▸ **Your instructions**:
Your task is to copy every record exactly.
--- START OF Data ---
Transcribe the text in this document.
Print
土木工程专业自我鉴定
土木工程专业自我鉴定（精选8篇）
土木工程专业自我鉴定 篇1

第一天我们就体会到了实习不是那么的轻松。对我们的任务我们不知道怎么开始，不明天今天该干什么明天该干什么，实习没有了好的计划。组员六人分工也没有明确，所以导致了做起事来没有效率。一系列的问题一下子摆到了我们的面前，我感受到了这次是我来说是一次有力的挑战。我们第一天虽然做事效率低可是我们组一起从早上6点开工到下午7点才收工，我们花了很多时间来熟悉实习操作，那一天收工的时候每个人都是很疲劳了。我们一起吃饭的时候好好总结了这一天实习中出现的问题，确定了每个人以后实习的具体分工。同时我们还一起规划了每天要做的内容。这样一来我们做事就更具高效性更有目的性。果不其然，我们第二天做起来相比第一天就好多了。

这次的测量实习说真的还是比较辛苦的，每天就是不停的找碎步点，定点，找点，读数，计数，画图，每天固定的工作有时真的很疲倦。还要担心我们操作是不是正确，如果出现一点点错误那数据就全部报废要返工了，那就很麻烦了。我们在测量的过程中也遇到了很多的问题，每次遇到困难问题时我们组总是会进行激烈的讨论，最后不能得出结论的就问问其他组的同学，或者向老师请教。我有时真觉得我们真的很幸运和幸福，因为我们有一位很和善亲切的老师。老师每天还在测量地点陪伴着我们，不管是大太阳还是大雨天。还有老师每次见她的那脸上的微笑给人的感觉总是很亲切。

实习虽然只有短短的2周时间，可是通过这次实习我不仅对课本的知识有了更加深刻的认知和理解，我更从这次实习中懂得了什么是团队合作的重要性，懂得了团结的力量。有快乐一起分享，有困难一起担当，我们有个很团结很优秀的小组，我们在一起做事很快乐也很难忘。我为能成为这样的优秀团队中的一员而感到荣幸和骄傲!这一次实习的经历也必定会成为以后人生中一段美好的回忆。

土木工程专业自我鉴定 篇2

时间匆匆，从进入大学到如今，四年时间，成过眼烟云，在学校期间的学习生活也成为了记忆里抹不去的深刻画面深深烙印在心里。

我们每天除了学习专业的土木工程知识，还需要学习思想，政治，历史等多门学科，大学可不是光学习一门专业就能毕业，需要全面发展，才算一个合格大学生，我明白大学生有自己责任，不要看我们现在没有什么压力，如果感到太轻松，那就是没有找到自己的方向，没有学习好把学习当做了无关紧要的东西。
--- END OF Data ---
▸ **Solution for this exercise**:
Transcribe the text in this document.
Print
土木工程专业自我鉴定
土木工程专业自我鉴定（精选8篇）
土木工程专业自我鉴定 篇1

第一天我们就体会到了实习不是那么的轻松。对我们的任务我们不知道怎么开始，不明天今天该干什么明天该干什么，实习没有了好的计划。组员六人分工也没有明确，所以导致了做起事来没有效率。一系列的问题一下子摆到了我们的面前，我感受到了这次是我来说是一次有力的挑战。我们第一天虽然做事效率低可是我们组一起从早上6点开工到下午7点才收工，我们花了很多时间来熟悉实习操作，那一天收工的时候每个人都是很疲劳了。我们一起吃饭的时候好好总结了这一天实习中出现的问题，确定了每个人以后实习的具体分工。同时我们还一起规划了每天要做的内容。这样一来我们做事就更具高效性更有目的性。果不其然，我们第二天做起来相比第一天就好多了。

这次的测量实习说真的还是比较辛苦的，每天就是不停的找碎步点，定点，找点，读数，计数，画图，每天固定的工作有时真的很疲倦。还要担心我们操作是不是正确，如果出现一点点错误那数据就全部报废要返工了，那就很麻烦了。我们在测量的过程中也遇到了很多的问题，每次遇到困难问题时我们组总是会进行激烈的讨论，最后不能得出结论的就问问其他组的同学，或者向老师请教。我有时真觉得我们真的很幸运和幸福，因为我们有一位很和善亲切的老师。老师每天还在测量地点陪伴着我们，不管是大太阳还是大雨天。还有老师每次见她的那脸上的微笑给人的感觉总是很亲切。

实习虽然只有短短的2周时间，可是通过这次实习我不仅对课本的知识有了更加深刻的认知和理解，我更从这次实习中懂得了什么是团队合作的重要性，懂得了团结的力量。有快乐一起分享，有困难一起担当，我们有个很团结很优秀的小组，我们在一起做事很快乐也很难忘。我为能成为这样的优秀团队中的一员而感到荣幸和骄傲!这一次实习的经历也必定会成为以后人生中一段美好的回忆。

土木工程专业自我鉴定 篇2

时间匆匆，从进入大学到如今，四年时间，成过眼烟云，在学校期间的学习生活也成为了记忆里抹不去的深刻画面深深烙印在心里。

我们每天除了学习专业的土木工程知识，还需要学习思想，政治，历史等多门学科，大学可不是光学习一门专业就能毕业，需要全面发展，才算一个合格大学生，我明白大学生有自己责任，不要看我们现在没有什么压力，如果感到太轻松，那就是没有找到自己的方向，没有学习好把学习当做了无关紧要的东西。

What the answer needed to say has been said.